(Stored entries)
[BEGIN]
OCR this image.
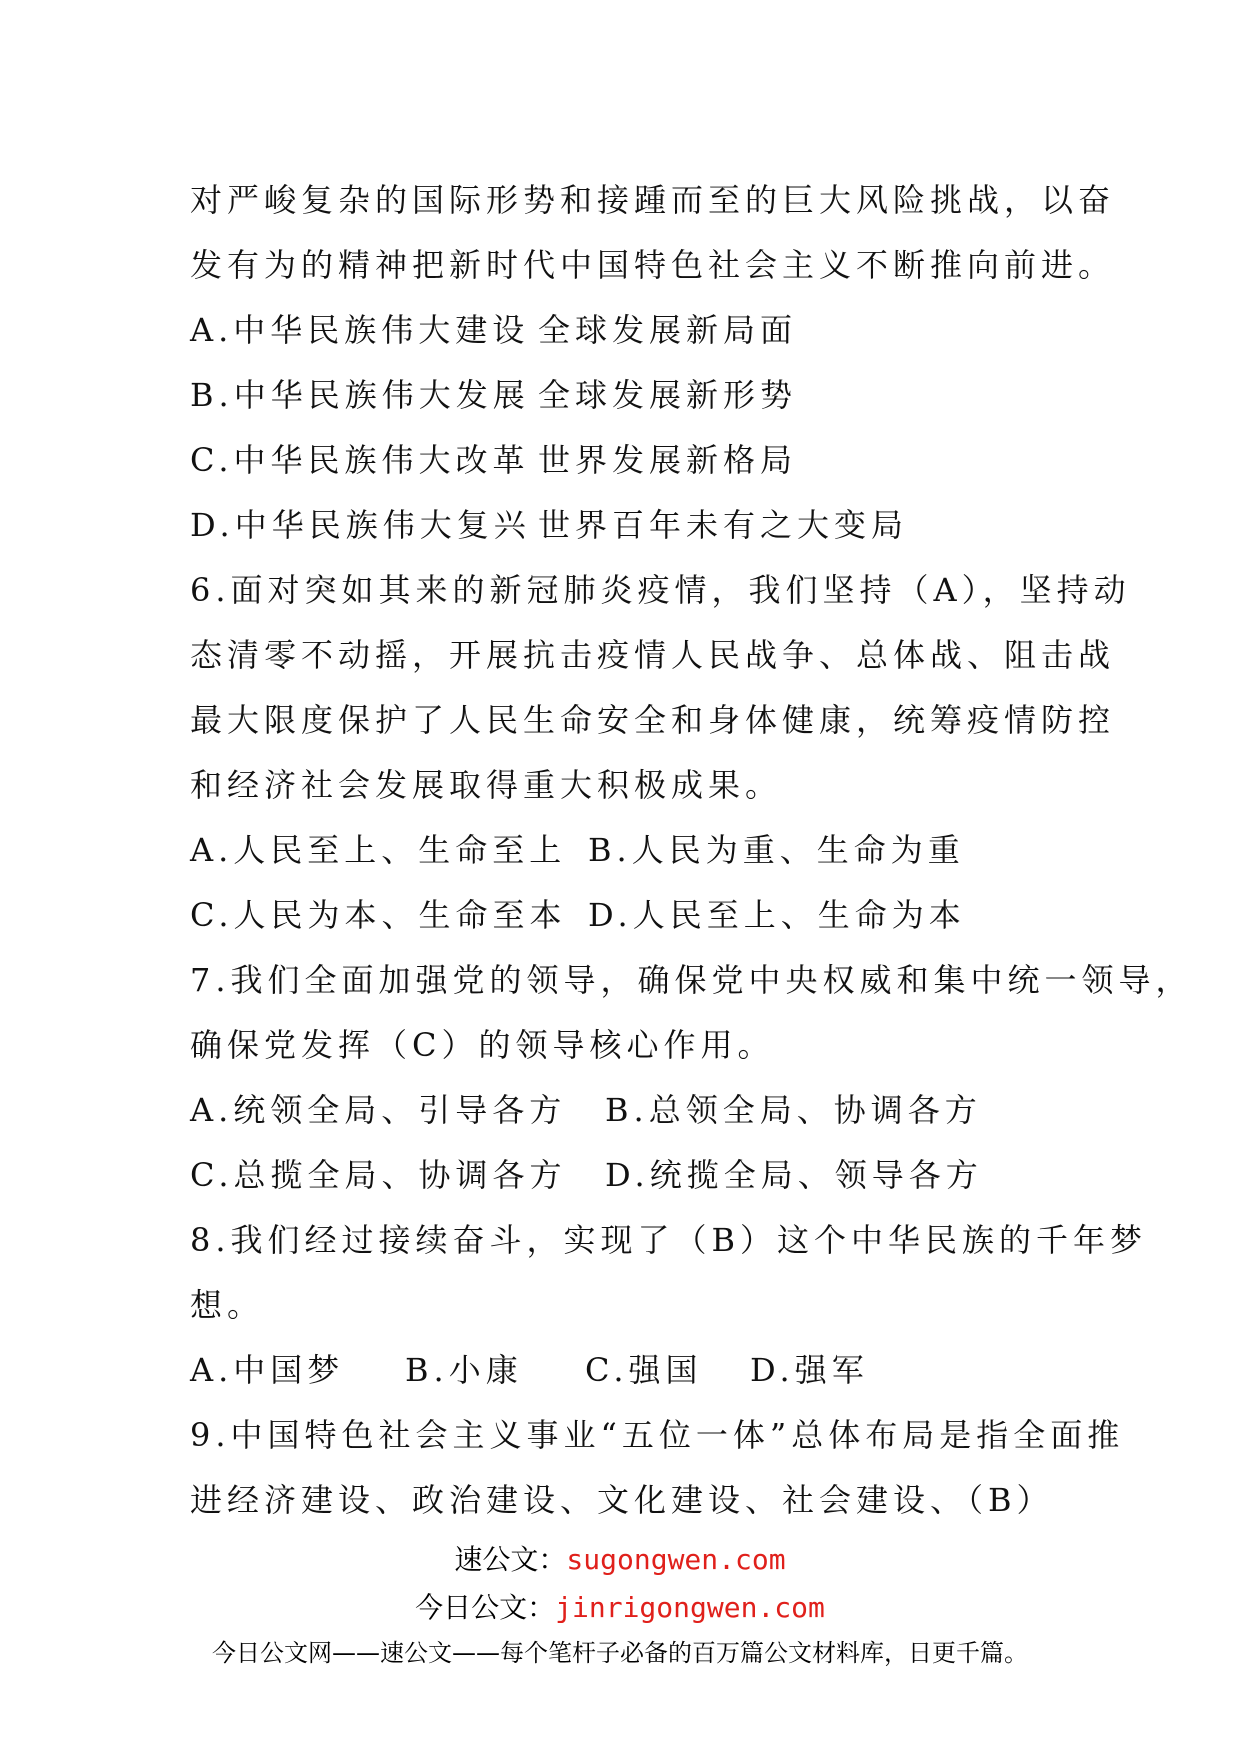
对严峻复杂的国际形势和接踵而至的巨大风险挑战，以奋
发有为的精神把新时代中国特色社会主义不断推向前进。
A.中华民族伟大建设 全球发展新局面
B.中华民族伟大发展 全球发展新形势
C.中华民族伟大改革 世界发展新格局
D.中华民族伟大复兴 世界百年未有之大变局
6.面对突如其来的新冠肺炎疫情，我们坚持（A），坚持动
态清零不动摇，开展抗击疫情人民战争、总体战、阻击战
最大限度保护了人民生命安全和身体健康，统筹疫情防控
和经济社会发展取得重大积极成果。
A.人民至上、生命至上 B.人民为重、生命为重
C.人民为本、生命至本 D.人民至上、生命为本
7.我们全面加强党的领导，确保党中央权威和集中统一领导，
确保党发挥（C）的领导核心作用。
A.统领全局、引导各方 B.总领全局、协调各方
C.总揽全局、协调各方 D.统揽全局、领导各方
8.我们经过接续奋斗，实现了（B）这个中华民族的千年梦
想。
A.中国梦 B.小康 C.强国 D.强军
9.中国特色社会主义事业“五位一体”总体布局是指全面推
进经济建设、政治建设、文化建设、社会建设、（B）
速公文：sugongwen.com
今日公文：jinrigongwen.com
今日公文网——速公文——每个笔杆子必备的百万篇公文材料库，日更千篇。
[END]
- _Stated goal_: Copy every record above exactly, leaving out the pictures.

- _The output_:
OCR this image.
对严峻复杂的国际形势和接踵而至的巨大风险挑战，以奋
发有为的精神把新时代中国特色社会主义不断推向前进。
A.中华民族伟大建设 全球发展新局面
B.中华民族伟大发展 全球发展新形势
C.中华民族伟大改革 世界发展新格局
D.中华民族伟大复兴 世界百年未有之大变局
6.面对突如其来的新冠肺炎疫情，我们坚持（A），坚持动
态清零不动摇，开展抗击疫情人民战争、总体战、阻击战
最大限度保护了人民生命安全和身体健康，统筹疫情防控
和经济社会发展取得重大积极成果。
A.人民至上、生命至上 B.人民为重、生命为重
C.人民为本、生命至本 D.人民至上、生命为本
7.我们全面加强党的领导，确保党中央权威和集中统一领导，
确保党发挥（C）的领导核心作用。
A.统领全局、引导各方 B.总领全局、协调各方
C.总揽全局、协调各方 D.统揽全局、领导各方
8.我们经过接续奋斗，实现了（B）这个中华民族的千年梦
想。
A.中国梦 B.小康 C.强国 D.强军
9.中国特色社会主义事业“五位一体”总体布局是指全面推
进经济建设、政治建设、文化建设、社会建设、（B）
速公文：sugongwen.com
今日公文：jinrigongwen.com
今日公文网——速公文——每个笔杆子必备的百万篇公文材料库，日更千篇。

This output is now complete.